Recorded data

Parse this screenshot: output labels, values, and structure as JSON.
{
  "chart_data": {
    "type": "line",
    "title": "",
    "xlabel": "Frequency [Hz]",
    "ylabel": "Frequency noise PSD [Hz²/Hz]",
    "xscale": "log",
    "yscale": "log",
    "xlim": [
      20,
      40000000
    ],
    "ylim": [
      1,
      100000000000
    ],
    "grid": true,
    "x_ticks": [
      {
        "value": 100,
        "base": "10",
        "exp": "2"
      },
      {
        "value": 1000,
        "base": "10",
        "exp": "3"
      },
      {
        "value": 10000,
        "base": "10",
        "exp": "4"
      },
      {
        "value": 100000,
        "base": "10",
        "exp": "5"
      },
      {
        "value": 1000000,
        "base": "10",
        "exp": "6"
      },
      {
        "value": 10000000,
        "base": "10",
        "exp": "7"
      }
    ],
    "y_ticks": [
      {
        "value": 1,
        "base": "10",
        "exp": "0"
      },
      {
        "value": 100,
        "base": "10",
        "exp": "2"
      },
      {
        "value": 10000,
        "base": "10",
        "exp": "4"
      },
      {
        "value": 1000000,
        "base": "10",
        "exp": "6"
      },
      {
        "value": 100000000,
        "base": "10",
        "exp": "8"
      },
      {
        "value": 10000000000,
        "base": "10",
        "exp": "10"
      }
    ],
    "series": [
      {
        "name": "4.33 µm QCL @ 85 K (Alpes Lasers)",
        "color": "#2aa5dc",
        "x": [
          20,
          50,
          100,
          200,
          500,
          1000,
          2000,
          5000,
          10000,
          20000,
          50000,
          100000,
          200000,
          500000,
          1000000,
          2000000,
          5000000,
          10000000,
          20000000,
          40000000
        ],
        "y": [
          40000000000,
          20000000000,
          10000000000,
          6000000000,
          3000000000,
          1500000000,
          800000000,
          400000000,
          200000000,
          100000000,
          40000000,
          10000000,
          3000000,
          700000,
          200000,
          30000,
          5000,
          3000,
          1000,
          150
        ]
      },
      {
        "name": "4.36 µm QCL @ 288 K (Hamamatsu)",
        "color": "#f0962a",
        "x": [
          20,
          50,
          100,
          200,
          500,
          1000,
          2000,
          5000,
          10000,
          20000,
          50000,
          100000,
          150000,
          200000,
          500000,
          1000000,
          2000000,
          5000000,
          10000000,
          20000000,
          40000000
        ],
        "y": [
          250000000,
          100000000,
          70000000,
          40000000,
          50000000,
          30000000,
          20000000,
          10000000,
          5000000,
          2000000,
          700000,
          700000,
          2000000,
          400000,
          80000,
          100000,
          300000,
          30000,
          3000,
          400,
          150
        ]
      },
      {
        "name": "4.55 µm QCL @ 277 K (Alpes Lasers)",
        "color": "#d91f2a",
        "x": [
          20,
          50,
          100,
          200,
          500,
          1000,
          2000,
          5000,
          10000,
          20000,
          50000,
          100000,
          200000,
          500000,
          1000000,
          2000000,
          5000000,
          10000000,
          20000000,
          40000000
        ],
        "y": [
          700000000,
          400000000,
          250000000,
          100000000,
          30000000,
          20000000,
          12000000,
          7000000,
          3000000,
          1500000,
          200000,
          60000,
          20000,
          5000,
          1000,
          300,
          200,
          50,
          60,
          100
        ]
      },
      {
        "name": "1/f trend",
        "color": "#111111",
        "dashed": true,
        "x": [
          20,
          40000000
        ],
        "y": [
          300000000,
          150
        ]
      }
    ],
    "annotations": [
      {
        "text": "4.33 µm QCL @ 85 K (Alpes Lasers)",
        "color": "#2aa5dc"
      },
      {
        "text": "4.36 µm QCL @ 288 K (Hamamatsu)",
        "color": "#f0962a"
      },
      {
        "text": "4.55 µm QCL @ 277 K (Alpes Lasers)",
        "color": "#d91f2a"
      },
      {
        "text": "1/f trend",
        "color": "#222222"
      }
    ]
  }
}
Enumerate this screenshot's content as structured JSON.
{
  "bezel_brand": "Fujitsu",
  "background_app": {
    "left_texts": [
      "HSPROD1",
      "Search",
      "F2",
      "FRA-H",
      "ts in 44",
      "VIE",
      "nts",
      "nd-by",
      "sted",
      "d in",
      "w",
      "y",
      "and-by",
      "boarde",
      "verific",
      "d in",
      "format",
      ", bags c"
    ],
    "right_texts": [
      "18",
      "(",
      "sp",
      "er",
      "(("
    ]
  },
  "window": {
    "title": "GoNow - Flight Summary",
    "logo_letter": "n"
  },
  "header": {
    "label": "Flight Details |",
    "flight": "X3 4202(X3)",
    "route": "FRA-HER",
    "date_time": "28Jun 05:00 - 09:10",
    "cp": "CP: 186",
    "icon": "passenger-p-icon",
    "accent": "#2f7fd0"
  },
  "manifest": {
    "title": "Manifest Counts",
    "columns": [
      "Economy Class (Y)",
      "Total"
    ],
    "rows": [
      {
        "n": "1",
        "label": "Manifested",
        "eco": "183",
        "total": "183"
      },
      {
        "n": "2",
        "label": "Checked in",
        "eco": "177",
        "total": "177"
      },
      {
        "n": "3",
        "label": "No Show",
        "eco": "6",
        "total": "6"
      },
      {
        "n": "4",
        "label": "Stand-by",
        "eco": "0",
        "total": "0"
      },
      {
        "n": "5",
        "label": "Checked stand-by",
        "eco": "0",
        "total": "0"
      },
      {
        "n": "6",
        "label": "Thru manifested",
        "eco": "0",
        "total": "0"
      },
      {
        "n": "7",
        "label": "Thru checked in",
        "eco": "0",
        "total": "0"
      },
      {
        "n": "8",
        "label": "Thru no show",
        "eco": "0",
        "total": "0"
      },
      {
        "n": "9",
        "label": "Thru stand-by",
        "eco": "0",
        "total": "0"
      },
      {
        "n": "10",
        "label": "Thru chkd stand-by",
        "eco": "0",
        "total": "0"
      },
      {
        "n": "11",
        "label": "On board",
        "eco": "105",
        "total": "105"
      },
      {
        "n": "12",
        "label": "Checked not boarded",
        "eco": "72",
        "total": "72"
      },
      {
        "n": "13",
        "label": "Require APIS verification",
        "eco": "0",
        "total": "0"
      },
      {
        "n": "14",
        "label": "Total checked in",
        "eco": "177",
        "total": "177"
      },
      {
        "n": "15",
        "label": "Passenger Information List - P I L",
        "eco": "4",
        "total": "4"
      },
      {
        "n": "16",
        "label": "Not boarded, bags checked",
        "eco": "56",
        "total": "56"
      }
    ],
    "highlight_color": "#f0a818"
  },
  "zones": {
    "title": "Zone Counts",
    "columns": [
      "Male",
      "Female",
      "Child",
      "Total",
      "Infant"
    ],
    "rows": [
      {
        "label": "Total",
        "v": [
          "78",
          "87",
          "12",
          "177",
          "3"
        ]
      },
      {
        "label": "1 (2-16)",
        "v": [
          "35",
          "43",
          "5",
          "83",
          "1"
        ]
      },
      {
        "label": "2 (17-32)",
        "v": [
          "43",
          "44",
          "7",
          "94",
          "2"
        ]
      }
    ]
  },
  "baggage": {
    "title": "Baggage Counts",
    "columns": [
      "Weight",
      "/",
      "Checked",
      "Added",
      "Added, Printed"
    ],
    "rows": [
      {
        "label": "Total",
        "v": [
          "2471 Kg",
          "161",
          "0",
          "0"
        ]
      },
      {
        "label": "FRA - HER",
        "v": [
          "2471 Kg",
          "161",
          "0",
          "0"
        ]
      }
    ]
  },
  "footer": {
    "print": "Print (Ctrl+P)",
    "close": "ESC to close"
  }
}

Directive =>
Look through the listing above. Pick out each line with "Hamamatsu" and copy it.

Output of the task =>
        "name": "4.36 µm QCL @ 288 K (Hamamatsu)",
        "text": "4.36 µm QCL @ 288 K (Hamamatsu)",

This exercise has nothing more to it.